[Text provided — start]

Improving Maternal & Fetal Health
Through ultrasound education, training, certification, and ongoing proficiency, Inteleos and its partners will reduce maternal mortality in Kenya by 10% in five years. This endeavor is in direct alignment with the United Nations Sustainable Development Goal 3.1: “By 2030, reduce the global maternal mortality ratio to less than 70 per 100,000 live births.”
Inteleos, a trusted nonprofit and convener, and in partnership with in-country and regional partners, is building an infrastructure for ultrasound training, certification and continued proficiency for maternal-fetal clinical providers. The results and outcomes of this program will become a standard within the Kenyan healthcare system and serve as a model for others as a methodology to reduce maternal mortality while increasing socioeconomic impacts throughout Low to Middle Income Countries (LMICs).
Working for Africa, By Africa
Inteleos is working with the Kenyan Ministry of Health, Kenya Healthcare Federation, Amref International University, University of Nairobi and HealthEd Global, to integrate training and certification standards, and provide a sustainable in-country model for continuing proficiency within the Kenyan healthcare system.

[Text provided — finish]
[Exercise data — start]

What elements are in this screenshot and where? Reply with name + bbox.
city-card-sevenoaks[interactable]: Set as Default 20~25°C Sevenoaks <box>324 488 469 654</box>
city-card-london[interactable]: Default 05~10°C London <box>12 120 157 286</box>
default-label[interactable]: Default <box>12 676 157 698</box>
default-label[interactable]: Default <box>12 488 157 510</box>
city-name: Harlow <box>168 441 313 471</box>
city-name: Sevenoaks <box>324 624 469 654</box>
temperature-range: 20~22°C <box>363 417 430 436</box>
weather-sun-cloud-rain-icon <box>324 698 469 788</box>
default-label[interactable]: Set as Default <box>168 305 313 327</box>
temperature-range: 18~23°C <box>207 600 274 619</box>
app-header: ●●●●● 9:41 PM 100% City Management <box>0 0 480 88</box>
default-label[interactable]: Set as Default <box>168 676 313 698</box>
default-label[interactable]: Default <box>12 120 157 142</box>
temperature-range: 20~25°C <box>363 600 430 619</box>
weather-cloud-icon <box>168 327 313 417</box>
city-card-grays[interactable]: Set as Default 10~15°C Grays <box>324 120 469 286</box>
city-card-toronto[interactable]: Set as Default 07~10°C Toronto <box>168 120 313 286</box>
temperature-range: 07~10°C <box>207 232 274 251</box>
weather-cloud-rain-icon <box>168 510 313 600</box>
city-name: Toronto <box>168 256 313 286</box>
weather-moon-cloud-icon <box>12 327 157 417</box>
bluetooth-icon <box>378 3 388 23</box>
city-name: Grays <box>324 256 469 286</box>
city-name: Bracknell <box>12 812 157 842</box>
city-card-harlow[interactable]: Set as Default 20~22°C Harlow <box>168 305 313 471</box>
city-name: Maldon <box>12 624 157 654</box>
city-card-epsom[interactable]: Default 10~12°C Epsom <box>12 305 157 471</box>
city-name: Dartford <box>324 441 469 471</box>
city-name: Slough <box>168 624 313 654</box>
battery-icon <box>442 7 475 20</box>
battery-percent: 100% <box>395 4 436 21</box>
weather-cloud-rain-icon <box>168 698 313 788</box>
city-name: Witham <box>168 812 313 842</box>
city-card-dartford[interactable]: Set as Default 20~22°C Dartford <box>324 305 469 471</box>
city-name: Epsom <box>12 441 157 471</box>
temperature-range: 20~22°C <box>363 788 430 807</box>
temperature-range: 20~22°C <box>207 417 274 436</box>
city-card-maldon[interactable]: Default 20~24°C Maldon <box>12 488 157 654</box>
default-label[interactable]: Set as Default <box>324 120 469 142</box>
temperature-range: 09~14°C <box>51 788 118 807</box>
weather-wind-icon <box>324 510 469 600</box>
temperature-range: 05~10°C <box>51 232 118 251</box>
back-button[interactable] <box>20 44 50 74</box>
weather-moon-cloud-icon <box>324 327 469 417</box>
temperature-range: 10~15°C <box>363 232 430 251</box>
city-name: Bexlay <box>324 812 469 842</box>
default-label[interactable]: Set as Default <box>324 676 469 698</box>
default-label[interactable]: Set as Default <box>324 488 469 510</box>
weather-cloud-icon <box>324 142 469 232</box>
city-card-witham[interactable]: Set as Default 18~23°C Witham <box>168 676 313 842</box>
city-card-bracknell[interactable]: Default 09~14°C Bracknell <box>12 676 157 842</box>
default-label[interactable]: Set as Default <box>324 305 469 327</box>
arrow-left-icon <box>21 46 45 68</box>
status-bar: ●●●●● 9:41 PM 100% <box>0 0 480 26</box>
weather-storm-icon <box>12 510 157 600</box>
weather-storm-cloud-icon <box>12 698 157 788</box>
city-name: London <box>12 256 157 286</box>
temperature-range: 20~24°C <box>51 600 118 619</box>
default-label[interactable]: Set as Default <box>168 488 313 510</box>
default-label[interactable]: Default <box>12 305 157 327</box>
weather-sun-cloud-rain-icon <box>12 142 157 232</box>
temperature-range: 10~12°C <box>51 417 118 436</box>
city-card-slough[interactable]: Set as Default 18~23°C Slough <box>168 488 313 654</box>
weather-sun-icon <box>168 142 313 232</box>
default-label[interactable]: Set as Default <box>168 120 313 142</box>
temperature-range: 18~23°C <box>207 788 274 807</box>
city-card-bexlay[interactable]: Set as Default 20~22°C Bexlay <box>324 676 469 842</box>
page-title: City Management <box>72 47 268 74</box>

[Exercise data — finish]

### What the task requires:
How would the text on Inteleos's ultrasound program for maternal health in Kenya go on after its last sentence? Write that continuation.

### Response area:
Kenyan Maternal Health by the Numbers
As of 2017, maternal mortality in Kenya:
- 50.22 million population, 25.27 million women
- 342 women died per 100,000 births
- 5,000 maternal deaths = .02% of female population
The Opportunity
As of 2018, there were 1.2 midwives and clinical officers in Kenya per 1000 people. There are approximately 60,000 midwives and clinical officers in all of Kenya who could benefit from validated and relevant Point of Care Ultrasound (POCUS) training and certification.
Sources:
https://data.worldbank.org/indicator/SH.MED.NUMW.P3?locations=KE
https://www.who.int/data/gho/data/themes/topics/health-workforce
By offering training, practice-relevant certification and ongoing professional development, there are opportunities for positive socioeconomic impact throughout the professional career of clinicians and their patient communities.
Shifting the Healthcare Infrastructure
- By educating and certifying midwives in the use of diagnostic ultrasound, patients receive efficient diagnosis and are put on the correct pathway to address their care needs.
- Jobs are created and local economies strengthened by creating additional personal and clinical practice opportunities that provide career growth for a predominantly female workforce.
- Nursing and midwifery leadership is strengthened throughout health and academic systems with validated skill sets to mitigate patient risk.
- Midwives and nurses are part of a collaborative team for women’s healthcare, resulting in positive health and economic impacts on healthcare institutions and communities.
- More patients are served and have broader access to ultrasound, working towards the WHO recommendation that every pregnant person receive at least one ultrasound prior to 24 weeks gestation.
- Ultimately, healthier beneficiaries of care, women, are able to invest in and support the local and national economy during their lifetimes and for generations to come.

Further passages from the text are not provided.